Filter the records below for the word "right". Copy each line that holds it.
─── EXCERPTED DATA
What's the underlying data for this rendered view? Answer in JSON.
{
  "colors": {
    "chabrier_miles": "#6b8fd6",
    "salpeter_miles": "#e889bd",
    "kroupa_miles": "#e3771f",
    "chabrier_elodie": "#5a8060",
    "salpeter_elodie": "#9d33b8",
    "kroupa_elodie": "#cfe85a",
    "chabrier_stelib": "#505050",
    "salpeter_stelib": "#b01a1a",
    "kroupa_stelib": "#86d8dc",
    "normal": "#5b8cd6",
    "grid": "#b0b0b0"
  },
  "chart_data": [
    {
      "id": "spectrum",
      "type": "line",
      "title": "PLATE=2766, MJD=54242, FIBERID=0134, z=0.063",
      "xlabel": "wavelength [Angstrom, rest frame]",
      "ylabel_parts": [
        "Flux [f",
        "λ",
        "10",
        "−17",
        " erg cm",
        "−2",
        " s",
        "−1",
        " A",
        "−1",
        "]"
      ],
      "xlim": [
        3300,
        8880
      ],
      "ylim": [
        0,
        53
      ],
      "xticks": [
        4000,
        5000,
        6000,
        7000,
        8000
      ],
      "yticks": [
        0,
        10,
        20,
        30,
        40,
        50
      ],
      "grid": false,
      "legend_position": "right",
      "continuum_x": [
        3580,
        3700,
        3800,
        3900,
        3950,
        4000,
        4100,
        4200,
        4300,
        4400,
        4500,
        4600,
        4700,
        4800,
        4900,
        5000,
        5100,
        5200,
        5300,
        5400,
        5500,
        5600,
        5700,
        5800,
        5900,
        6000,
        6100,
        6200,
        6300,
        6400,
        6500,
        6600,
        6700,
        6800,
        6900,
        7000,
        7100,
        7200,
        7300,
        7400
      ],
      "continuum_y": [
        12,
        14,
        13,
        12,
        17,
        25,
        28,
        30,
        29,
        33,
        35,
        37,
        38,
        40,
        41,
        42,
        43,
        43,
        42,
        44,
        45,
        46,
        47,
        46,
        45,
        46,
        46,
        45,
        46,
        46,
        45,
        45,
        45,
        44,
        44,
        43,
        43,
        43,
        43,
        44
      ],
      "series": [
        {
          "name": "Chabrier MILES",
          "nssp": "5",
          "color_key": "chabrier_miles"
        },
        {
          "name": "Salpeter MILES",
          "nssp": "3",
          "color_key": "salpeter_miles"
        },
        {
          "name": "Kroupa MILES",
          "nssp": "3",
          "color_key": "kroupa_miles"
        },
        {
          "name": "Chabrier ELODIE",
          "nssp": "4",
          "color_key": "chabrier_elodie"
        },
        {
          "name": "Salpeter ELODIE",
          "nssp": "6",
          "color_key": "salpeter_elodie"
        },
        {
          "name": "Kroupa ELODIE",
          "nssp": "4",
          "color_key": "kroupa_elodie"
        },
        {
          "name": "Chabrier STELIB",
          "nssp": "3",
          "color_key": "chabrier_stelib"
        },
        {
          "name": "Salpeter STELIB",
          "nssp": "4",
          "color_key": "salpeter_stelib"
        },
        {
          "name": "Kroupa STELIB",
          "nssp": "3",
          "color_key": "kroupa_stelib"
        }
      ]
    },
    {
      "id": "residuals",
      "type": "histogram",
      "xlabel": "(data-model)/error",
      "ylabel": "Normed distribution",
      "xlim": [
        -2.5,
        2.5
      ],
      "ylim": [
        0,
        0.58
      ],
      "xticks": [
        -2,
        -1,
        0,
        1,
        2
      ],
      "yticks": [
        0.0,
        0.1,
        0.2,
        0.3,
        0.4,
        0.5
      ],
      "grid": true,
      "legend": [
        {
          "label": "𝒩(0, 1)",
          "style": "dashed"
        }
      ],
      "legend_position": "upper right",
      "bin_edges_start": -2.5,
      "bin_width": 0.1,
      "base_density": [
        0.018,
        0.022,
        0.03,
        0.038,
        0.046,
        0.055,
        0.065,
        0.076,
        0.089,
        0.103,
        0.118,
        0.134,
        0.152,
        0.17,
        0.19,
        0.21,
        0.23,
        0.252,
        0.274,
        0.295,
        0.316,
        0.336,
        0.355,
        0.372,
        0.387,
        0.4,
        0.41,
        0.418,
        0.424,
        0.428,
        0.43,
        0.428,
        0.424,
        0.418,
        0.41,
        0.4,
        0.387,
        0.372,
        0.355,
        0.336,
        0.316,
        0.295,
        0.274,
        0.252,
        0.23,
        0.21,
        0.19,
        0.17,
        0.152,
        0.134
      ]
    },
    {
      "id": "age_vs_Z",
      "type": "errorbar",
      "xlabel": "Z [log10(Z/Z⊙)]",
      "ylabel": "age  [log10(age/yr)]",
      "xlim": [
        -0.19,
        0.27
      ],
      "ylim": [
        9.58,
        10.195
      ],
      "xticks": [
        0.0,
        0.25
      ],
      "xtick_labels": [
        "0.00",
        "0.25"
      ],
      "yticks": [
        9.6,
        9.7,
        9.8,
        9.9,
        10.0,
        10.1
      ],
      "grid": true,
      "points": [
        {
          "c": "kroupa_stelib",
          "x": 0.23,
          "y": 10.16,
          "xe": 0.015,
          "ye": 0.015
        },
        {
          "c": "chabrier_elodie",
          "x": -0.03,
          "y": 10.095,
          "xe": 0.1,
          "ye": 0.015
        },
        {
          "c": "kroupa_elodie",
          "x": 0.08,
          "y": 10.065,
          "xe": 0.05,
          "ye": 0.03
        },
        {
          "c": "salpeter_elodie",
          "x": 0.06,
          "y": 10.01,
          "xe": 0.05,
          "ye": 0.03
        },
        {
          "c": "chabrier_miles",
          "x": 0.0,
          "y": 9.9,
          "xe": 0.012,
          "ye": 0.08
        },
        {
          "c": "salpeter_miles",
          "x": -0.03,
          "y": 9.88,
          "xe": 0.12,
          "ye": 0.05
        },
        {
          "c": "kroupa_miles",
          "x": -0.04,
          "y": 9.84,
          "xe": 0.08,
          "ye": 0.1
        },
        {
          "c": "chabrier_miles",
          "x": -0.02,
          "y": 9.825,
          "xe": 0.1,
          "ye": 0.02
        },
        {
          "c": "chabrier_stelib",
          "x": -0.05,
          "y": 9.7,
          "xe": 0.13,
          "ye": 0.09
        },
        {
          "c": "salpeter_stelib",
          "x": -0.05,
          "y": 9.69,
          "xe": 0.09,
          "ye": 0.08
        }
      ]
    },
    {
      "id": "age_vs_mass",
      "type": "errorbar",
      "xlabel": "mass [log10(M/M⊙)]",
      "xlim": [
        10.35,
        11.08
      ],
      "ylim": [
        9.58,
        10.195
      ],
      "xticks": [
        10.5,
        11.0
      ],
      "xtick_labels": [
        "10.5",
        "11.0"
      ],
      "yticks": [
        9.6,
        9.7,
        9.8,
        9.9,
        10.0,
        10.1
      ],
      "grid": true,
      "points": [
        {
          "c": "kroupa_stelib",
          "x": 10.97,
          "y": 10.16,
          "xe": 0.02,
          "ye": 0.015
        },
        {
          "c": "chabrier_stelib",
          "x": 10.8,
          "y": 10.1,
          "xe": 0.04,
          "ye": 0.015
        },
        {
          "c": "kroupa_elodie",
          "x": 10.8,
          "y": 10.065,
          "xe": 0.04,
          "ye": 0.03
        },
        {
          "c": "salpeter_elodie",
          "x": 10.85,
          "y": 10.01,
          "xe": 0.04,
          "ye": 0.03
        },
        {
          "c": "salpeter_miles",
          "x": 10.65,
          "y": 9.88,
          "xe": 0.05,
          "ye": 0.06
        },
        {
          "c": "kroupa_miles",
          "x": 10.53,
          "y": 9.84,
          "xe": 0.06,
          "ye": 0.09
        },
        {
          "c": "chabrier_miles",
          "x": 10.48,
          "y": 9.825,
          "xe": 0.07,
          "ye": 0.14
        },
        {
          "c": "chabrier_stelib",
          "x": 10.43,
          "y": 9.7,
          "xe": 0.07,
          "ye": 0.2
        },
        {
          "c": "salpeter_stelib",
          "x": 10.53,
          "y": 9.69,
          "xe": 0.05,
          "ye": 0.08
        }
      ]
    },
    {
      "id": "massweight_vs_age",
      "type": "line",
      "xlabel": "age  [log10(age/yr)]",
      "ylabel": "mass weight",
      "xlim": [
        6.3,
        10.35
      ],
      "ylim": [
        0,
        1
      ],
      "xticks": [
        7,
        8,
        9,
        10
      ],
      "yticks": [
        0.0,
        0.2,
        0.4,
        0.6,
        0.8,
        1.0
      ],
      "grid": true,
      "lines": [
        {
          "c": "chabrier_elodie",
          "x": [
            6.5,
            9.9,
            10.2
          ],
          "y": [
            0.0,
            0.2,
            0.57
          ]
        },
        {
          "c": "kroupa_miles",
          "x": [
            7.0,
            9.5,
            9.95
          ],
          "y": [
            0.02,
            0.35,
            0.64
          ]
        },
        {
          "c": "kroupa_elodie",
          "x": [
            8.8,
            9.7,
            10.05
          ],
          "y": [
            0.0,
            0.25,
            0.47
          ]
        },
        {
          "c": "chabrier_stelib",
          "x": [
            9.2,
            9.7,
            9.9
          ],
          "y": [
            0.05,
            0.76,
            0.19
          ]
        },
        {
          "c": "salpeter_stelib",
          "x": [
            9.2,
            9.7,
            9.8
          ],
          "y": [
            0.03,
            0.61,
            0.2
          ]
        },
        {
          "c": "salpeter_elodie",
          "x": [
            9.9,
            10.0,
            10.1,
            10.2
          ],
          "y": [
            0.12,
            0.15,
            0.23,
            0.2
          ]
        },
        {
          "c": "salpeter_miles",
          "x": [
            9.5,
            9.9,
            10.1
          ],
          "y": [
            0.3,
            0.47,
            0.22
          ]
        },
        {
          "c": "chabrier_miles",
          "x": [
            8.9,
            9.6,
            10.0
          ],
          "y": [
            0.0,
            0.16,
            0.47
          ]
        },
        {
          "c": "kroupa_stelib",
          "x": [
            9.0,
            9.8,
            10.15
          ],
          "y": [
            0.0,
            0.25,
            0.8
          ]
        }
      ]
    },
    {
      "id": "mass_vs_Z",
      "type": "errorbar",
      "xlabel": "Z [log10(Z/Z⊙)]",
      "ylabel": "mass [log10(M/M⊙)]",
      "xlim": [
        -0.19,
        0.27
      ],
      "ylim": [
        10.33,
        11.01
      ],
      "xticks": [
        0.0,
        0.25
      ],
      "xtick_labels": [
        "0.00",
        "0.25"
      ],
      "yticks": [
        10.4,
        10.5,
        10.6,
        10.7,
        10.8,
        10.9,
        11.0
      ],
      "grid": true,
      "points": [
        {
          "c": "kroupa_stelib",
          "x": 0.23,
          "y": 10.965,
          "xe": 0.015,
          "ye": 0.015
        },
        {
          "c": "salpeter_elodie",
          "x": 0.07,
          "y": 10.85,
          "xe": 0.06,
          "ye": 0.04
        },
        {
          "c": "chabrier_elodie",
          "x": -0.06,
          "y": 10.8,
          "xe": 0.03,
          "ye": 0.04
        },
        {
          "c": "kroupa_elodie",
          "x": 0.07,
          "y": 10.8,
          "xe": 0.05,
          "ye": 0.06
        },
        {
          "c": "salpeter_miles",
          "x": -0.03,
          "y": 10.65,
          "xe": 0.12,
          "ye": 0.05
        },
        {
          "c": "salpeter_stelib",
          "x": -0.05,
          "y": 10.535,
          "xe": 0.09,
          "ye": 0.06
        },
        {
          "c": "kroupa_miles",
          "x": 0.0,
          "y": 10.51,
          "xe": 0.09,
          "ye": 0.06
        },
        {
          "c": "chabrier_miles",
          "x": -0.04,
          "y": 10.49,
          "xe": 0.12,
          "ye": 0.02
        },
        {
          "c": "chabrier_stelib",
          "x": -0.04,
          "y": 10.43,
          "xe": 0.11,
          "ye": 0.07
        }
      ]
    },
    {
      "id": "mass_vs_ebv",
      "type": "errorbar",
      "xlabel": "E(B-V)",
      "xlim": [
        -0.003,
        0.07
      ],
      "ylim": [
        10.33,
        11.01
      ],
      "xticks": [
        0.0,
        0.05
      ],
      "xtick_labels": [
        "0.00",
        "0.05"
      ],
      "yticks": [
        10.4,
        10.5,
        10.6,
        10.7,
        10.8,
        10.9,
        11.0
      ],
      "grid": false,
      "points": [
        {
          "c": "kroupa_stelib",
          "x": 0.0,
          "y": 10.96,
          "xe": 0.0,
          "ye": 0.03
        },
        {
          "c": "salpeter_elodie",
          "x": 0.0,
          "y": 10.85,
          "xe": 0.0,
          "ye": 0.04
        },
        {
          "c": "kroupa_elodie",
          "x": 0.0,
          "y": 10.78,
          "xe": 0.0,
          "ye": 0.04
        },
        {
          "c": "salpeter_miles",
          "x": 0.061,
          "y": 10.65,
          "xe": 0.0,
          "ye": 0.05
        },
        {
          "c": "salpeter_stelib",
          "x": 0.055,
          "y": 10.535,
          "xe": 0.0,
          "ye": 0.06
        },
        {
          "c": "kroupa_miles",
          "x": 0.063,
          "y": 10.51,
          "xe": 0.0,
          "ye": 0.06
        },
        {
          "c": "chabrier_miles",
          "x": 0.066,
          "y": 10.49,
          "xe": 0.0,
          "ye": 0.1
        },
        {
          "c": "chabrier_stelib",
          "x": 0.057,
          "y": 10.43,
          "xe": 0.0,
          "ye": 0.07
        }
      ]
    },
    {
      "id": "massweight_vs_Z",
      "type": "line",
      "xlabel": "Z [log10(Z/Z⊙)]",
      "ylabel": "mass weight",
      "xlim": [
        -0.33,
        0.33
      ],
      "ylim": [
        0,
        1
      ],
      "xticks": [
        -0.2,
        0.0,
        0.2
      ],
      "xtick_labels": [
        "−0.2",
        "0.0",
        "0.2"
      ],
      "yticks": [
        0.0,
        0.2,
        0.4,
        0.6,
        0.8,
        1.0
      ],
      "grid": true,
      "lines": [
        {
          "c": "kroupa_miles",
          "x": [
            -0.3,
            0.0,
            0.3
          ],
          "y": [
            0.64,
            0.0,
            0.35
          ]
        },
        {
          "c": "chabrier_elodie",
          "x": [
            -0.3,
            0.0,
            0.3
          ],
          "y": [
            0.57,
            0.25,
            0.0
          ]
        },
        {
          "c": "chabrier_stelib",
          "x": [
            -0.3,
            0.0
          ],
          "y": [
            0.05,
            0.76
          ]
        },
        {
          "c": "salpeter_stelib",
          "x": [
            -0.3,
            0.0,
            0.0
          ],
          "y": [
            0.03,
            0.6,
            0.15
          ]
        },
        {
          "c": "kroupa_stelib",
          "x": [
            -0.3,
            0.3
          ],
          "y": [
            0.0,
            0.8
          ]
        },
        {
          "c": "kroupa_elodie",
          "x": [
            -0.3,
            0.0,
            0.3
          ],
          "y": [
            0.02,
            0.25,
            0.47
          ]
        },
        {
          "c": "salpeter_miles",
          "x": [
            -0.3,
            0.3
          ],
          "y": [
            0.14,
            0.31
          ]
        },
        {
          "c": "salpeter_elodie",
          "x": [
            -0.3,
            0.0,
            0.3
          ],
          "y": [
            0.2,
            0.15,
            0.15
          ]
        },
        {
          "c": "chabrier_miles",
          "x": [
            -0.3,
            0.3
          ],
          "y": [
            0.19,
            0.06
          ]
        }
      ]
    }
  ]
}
──────
- [RESPONSE BELOW]
      "legend_position": "right",
      "legend_position": "upper right",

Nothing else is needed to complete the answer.